**What is being asked**: Gather all lines in the entries below that include the word "Grade".
_ _ _ _ _
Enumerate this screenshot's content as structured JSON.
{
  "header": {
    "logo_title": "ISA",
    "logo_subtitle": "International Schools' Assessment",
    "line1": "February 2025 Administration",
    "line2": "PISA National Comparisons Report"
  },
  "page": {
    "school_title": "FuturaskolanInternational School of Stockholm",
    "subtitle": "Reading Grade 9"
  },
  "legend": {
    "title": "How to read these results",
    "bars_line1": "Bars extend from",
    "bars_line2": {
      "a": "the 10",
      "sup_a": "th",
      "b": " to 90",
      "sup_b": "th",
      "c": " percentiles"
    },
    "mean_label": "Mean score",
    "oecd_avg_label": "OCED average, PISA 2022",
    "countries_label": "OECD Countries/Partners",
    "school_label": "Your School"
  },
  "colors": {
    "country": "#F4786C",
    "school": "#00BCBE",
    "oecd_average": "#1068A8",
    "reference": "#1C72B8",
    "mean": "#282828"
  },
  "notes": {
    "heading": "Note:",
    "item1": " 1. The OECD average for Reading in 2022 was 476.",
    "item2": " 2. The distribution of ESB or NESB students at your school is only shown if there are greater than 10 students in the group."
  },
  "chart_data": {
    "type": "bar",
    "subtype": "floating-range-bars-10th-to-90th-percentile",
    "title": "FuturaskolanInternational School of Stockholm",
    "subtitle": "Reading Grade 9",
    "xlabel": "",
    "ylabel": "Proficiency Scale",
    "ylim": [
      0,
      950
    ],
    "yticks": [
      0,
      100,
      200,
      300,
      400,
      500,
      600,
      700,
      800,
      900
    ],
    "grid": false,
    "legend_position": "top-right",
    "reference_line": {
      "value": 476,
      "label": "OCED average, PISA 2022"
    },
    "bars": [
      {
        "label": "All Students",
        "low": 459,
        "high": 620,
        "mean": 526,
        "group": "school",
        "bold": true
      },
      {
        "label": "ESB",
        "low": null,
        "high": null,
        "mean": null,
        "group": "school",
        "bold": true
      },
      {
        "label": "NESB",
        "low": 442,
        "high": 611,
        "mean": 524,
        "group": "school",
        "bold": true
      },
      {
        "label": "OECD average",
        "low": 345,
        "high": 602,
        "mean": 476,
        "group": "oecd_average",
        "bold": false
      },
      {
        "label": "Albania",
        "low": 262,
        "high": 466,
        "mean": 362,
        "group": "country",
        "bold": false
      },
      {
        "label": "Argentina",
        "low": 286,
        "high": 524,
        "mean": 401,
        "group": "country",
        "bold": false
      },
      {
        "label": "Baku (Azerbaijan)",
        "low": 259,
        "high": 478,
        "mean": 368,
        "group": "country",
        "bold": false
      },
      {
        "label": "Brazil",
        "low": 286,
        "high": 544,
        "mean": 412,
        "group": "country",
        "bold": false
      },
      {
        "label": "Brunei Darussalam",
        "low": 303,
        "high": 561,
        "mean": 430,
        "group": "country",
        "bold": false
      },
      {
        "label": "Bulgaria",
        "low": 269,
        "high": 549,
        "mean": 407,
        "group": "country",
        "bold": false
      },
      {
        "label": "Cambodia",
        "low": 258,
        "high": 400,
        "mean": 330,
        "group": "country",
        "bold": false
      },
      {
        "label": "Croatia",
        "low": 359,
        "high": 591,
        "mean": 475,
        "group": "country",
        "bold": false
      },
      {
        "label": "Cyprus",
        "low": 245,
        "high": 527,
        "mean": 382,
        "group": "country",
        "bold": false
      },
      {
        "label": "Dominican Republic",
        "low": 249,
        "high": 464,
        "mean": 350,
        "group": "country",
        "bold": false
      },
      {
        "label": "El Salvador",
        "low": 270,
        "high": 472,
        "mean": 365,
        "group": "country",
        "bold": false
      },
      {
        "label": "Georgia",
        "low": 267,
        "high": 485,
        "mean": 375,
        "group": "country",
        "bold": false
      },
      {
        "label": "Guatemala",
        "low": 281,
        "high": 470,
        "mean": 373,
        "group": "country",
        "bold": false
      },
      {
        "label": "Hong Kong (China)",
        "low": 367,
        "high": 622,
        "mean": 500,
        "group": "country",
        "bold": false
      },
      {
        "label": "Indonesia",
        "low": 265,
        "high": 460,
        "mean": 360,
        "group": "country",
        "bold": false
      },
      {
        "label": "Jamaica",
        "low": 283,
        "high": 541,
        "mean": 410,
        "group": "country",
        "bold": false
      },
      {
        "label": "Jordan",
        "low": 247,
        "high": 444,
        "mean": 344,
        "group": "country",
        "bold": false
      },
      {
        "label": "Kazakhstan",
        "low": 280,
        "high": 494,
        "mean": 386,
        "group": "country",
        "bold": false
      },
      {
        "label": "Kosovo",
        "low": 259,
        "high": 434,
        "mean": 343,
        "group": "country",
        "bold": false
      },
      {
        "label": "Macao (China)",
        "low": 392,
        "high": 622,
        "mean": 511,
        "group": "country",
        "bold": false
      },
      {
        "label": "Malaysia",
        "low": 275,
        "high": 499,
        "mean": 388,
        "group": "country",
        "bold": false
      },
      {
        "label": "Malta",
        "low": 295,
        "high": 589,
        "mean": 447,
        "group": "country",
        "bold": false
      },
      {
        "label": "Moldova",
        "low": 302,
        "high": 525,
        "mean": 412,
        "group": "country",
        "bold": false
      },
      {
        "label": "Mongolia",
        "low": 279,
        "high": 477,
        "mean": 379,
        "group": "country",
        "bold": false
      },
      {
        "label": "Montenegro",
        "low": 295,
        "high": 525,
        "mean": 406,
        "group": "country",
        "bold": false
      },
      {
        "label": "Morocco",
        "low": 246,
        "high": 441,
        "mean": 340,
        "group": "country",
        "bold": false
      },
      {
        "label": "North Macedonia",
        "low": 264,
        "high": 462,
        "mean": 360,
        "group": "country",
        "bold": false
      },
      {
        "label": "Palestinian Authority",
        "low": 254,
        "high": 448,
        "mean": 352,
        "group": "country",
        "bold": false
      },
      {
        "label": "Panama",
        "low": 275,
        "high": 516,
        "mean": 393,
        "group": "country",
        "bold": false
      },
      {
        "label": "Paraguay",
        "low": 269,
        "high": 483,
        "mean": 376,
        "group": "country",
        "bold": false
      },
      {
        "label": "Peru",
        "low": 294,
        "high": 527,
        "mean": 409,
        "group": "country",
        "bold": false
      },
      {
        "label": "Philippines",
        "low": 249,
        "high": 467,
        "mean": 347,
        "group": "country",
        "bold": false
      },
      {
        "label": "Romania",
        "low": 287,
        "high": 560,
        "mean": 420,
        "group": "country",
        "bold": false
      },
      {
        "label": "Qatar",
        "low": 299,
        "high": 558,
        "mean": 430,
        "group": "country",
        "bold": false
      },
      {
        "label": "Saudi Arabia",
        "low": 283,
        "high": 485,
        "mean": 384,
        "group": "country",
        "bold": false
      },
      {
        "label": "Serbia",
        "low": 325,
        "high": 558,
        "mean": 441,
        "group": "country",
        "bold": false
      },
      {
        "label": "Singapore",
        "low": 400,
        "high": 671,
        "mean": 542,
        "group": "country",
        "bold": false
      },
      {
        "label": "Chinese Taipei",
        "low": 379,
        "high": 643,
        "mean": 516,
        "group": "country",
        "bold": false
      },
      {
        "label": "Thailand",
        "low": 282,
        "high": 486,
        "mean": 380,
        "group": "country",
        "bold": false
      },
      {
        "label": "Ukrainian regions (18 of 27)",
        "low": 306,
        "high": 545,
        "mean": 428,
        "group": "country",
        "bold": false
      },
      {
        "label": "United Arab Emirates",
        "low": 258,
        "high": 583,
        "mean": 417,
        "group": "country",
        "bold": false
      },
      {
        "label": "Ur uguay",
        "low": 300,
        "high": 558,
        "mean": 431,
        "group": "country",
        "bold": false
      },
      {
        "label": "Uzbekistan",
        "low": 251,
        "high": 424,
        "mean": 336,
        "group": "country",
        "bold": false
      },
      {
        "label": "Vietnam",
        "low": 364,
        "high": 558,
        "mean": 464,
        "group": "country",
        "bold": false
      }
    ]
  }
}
_ _ _ _ _
**Solution to this exercise**:
    "subtitle": "Reading Grade 9"
    "subtitle": "Reading Grade 9",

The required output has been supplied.